Objectif 1:
D'après l'article sur la série Watchmen, sous quel nom de super-héros l'épisode 6 révèle-t-il que William Reeves agissait ?
Objectif 2:
Écrivez la suite de l'article sur le temps dans la série Watchmen, en partant de sa dernière phrase.

Extrait de page:
###

A partir du cinquième épisode, Damon Lindelof marque sa série d’une épopée temporelle qui poursuit sa méthode de réécriture du mythe en même temps qu’elle éclate tous les enjeux du récit. Avant notre bilan, focus sur cet autre personnage qu’est le temps.
Cet article contient des révélations importantes sur l’intrigue de la série…
Quand on s’arrête à la fin du quatrième épisode, Watchmen nous a déjà perdus, entre multiples conspirations, montées en puissance des théories, nœuds scénaristiques et profondeur thématique (voir notre bilan de mi-saison ici). C’est à partir du cinquième épisode, montrant l’origin story de Looking Glass aka Wade Tillman, qu’une nouvelle donnée déjà introduite dans les épisodes précédents va définitivement faire plonger la série dans les abîmes de la fiction : le temps.
La seule donnée temporelle qui importait dans les premiers épisodes tenait aux premières années de la vie de William Reeves, le grand-père d’Angela : le tract anti-américain récupéré par son père lors de la Première Guerre Mondiale (épisode 2), et lorsqu’il fut le témoin de l’émeute ethnique de Tulsa en 1921 (épisode 1) – deux événements fondant la chronique sociale de Lindelof. Dans l’épisode 5, donc, la série remonte une nouvelle fois le temps cette fois-ci pour changer de paradigme en se concentrant sur le génocide new-yorkais du 2 novembre 1985, lorsqu’Adrian Veidt lâcha un calamar intradimensionnel en plein New-York, tout cela du point de vue de Wade, dont le traumatisme, encore bien là trente ans plus tard, sera le sujet de la suite de l’épisode. Dans l’épisode 6, Lindelof raconte la vie passée de William Reeves et nous révèle qu’il était le premier super-héros de l’histoire des Etats-Unis : Hooded Justice. Enfin, dans l’épisode 7 et 8, la série divague entre passé, présent et futur pour nous approcher de plus en plus de l’apparition (ou presque) du Dr. Manhattan, cet être supernaturel capable de vivre ces trois données du temps, en même temps.

###

Enregistrements fournis:

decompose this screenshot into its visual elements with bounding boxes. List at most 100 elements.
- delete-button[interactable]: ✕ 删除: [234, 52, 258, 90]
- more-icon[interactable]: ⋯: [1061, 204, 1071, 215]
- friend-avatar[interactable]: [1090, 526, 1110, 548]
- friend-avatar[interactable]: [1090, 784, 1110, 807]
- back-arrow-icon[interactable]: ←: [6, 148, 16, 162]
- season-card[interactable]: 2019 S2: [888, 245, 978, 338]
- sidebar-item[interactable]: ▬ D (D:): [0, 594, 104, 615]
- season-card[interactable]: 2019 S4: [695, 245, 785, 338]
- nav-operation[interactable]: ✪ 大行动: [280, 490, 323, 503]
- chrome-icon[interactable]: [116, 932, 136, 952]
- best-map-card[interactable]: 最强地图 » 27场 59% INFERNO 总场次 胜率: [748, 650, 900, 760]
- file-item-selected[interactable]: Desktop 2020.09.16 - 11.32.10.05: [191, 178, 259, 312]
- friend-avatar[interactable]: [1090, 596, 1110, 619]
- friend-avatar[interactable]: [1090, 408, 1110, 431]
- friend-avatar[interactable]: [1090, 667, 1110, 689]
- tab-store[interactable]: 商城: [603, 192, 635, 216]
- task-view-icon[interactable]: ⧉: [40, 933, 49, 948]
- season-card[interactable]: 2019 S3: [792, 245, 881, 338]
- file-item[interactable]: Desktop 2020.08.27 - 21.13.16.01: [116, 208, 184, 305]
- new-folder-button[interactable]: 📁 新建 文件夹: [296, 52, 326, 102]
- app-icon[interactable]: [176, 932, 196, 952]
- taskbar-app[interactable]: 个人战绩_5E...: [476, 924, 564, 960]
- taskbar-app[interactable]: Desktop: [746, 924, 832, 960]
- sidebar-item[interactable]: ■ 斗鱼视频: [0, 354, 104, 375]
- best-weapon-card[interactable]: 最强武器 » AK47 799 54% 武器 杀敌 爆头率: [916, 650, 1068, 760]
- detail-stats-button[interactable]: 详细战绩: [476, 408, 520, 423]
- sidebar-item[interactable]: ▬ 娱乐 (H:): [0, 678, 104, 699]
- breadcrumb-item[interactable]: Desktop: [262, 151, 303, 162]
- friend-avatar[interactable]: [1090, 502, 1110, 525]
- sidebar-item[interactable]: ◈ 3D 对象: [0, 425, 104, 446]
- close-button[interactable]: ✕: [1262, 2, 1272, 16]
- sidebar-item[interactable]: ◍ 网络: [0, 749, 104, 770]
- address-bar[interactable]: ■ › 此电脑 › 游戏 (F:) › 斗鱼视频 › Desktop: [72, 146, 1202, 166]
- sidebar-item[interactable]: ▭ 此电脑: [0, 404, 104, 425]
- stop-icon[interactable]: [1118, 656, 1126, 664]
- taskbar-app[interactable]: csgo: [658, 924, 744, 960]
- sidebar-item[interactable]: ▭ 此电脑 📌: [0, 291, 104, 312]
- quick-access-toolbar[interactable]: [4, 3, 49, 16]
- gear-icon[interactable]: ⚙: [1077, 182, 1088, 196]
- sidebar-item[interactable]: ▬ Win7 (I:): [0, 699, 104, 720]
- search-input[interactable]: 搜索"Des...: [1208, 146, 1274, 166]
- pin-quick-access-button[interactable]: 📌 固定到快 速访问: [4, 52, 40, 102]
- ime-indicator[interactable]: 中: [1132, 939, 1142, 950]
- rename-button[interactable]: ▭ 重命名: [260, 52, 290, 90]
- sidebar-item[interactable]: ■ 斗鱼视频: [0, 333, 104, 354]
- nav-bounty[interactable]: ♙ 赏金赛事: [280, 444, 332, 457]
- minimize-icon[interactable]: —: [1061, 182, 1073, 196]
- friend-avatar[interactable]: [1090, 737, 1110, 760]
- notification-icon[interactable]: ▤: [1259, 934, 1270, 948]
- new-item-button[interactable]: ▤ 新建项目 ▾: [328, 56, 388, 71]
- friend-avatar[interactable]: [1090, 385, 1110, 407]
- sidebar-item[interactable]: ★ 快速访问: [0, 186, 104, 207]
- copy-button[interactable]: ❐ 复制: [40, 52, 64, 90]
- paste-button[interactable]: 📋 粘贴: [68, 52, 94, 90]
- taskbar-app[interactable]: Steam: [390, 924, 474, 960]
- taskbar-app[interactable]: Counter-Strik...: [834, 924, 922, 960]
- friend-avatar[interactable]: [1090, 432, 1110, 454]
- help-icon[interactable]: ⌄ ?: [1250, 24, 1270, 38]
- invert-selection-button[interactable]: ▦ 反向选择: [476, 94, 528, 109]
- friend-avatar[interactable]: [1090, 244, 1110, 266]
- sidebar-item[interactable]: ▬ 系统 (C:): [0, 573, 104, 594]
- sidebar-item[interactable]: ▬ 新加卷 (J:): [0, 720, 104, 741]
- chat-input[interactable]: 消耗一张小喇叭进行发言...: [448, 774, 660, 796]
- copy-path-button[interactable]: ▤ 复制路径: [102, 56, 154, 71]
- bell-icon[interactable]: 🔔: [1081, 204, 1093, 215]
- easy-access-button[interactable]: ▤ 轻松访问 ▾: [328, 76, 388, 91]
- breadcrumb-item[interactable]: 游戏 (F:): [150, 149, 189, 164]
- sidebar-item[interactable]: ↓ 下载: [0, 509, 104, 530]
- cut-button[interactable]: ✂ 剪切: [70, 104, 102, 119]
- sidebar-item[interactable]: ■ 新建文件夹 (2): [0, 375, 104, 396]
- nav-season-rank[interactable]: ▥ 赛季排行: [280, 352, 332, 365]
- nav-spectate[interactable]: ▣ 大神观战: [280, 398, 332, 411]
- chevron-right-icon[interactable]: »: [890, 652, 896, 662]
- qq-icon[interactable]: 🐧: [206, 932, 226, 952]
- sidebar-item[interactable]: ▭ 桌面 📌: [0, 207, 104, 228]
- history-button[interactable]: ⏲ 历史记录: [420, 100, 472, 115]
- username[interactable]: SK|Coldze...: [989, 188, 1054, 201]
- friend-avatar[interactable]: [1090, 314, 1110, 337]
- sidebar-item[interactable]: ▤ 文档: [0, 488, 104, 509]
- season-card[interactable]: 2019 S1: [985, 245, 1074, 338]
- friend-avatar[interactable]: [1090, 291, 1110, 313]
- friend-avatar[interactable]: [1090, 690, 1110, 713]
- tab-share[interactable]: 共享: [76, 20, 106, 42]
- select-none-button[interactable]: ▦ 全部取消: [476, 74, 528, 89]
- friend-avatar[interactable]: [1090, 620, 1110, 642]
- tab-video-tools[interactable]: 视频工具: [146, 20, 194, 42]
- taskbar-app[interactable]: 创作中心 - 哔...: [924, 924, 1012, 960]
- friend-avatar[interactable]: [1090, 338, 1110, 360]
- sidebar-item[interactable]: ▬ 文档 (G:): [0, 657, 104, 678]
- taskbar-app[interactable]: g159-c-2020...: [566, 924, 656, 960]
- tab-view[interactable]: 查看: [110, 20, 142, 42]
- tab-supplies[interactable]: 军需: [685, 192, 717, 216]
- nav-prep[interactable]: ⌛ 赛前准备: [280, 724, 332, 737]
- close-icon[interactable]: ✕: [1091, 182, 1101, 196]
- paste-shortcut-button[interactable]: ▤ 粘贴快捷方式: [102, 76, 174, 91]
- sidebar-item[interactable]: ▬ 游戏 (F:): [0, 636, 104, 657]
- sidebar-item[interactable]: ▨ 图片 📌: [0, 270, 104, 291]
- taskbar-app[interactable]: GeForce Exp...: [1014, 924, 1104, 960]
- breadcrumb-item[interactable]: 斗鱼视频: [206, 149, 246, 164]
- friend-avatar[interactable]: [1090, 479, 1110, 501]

###

Résultat 1:
Hooded Justice, le premier super-héros de l'histoire des Etats-Unis.

Résultat 2:
Rétroactivité…
Quel est le but de toutes ces remontées temporelles ? Lindelof voit ici la capacité du temps à faire remonter les idées, à les faire germer sans que nous ne pouvions les soupçonner : il utilise le passé pour altérer le présent. Cela a un nom : le retcon, ou la continuité rétroactive. C’est une méthode scénaristique qui consiste à montrer le passé des personnages ou d’événements marquants du récit dans le but parfois de les expliquer, mais aussi et plus généralement de faire des révélations. Méthode très empruntée par la série qui, sur le temps long d’un point de vue scénaristique, se sent presque obligée de visiter les temps passés pour montrer le temps présent sous un nouveau jour. L’exemple le plus clair dans Watchmen est donc l’épisode 6, lorsque Lindelof non seulement explique pourquoi et comment le grand-père de Will a pendu Judd Crawford, le chef de la police de Tulsa, et aussi montre à ses spectateurs qui est vraiment ce personnage mystérieux.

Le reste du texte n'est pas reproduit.